*PROBLEM DESCRIPTION*.
Scan the lines below for the string "замочите" and copy every one that has it.

*AVAILABLE DATA*.
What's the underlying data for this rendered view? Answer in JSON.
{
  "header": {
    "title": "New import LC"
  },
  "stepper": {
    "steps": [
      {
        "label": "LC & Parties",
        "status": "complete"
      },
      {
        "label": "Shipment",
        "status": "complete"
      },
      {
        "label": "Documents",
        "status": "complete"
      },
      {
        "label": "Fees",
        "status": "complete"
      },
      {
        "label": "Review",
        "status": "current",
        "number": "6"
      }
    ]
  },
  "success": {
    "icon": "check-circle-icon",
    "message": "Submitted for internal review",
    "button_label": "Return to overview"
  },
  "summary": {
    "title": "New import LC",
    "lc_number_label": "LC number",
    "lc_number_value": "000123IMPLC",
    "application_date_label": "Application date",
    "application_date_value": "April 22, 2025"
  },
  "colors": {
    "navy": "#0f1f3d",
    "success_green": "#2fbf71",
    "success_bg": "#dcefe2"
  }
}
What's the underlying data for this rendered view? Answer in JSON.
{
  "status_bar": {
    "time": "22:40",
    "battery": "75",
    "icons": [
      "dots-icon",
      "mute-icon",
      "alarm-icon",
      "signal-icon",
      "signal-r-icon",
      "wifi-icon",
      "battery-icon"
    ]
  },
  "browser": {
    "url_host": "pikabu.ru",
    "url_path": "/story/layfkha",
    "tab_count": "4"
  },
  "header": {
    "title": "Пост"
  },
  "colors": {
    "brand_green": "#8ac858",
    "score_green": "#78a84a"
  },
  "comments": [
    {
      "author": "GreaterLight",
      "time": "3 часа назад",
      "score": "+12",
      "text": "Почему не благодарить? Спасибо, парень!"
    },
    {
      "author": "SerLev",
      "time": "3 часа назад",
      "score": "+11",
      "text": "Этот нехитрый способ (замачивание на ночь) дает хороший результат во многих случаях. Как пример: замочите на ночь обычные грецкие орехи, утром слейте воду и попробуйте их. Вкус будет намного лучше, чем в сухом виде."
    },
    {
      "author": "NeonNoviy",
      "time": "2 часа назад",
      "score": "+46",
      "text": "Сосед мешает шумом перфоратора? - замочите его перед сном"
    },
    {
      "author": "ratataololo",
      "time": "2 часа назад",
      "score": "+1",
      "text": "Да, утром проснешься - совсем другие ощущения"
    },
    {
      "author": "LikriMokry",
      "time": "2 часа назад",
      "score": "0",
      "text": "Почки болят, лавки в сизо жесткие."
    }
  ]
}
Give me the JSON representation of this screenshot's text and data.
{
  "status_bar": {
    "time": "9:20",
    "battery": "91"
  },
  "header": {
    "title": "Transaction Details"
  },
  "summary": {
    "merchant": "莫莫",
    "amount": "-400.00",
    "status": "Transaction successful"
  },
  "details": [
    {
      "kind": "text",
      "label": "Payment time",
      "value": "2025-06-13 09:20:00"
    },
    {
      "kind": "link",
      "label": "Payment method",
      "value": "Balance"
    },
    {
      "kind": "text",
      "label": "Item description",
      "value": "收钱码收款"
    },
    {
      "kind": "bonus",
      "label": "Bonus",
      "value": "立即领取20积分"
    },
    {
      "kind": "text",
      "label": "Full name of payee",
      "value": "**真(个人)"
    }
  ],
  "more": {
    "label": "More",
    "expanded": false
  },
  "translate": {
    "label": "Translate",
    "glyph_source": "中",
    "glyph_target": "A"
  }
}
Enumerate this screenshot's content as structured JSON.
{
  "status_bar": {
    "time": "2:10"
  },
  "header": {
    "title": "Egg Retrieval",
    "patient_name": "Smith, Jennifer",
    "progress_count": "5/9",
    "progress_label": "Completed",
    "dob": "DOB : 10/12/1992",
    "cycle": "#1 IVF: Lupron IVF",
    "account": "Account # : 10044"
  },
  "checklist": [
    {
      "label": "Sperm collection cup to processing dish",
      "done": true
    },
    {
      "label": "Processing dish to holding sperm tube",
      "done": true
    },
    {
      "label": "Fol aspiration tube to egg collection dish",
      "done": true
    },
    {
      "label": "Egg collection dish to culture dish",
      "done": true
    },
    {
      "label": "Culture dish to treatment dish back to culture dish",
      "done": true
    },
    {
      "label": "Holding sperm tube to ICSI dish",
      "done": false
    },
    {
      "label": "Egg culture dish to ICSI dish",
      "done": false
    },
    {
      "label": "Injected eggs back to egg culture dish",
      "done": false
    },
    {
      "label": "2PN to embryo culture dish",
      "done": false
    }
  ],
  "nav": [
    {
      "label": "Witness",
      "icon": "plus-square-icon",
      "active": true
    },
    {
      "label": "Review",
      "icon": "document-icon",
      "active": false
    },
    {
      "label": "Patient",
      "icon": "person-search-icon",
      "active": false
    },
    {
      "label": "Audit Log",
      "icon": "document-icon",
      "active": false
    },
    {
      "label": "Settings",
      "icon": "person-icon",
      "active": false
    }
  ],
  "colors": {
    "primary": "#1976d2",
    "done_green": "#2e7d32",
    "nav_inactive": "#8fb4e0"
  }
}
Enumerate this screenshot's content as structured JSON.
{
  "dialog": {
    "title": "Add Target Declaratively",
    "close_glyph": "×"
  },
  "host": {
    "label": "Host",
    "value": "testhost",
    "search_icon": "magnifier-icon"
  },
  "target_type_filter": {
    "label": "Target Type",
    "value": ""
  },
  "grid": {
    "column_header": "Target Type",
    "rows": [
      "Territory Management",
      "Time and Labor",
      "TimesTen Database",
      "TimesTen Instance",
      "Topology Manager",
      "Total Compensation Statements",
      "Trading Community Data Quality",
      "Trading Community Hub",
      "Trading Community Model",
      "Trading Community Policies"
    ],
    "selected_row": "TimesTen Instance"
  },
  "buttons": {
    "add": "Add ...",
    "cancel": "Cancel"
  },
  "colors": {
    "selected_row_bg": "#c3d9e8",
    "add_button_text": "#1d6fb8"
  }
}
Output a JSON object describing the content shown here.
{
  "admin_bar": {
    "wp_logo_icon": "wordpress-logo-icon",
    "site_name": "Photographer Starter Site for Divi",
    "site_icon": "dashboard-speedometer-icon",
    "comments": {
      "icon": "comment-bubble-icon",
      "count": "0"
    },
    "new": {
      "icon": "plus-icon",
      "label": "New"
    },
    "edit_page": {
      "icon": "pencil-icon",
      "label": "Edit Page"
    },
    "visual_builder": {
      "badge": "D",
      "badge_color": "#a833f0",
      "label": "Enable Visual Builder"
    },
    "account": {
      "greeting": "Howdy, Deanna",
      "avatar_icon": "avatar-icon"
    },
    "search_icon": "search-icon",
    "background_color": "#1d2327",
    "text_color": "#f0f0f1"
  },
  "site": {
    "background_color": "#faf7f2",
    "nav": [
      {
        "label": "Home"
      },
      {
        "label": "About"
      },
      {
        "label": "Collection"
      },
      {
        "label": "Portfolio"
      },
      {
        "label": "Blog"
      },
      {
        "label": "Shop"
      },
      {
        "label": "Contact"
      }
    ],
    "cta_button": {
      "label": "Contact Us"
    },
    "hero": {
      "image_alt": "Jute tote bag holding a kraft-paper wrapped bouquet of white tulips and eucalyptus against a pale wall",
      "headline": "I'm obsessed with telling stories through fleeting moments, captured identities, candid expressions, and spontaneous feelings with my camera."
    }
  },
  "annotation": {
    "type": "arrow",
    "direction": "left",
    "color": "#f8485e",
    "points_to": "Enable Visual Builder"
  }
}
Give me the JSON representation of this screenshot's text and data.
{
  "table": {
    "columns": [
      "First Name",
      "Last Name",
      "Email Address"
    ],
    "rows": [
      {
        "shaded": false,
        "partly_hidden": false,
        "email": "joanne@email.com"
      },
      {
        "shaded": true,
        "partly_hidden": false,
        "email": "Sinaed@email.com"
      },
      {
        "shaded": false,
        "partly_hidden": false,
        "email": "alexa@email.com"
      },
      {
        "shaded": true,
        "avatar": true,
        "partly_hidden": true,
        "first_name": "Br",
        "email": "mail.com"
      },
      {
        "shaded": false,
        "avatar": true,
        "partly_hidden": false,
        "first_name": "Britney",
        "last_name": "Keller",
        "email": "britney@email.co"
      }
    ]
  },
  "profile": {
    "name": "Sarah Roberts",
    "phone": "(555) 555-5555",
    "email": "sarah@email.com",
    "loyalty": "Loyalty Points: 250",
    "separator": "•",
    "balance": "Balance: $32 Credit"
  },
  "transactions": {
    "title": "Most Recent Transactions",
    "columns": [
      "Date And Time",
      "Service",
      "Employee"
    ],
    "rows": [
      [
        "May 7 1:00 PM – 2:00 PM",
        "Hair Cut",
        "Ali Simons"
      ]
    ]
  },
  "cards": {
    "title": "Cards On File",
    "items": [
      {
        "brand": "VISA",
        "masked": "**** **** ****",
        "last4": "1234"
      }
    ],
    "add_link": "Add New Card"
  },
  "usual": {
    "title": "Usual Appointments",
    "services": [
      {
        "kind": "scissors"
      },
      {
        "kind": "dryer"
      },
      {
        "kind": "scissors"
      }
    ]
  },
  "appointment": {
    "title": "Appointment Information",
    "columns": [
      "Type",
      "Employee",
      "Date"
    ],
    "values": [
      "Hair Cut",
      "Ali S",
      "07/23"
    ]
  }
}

*FINISHED EXERCISE*.
      "text": "Этот нехитрый способ (замачивание на ночь) дает хороший результат во многих случаях. Как пример: замочите на ночь обычные грецкие орехи, утром слейте воду и попробуйте их. Вкус будет намного лучше, чем в сухом виде."
      "text": "Сосед мешает шумом перфоратора? - замочите его перед сном"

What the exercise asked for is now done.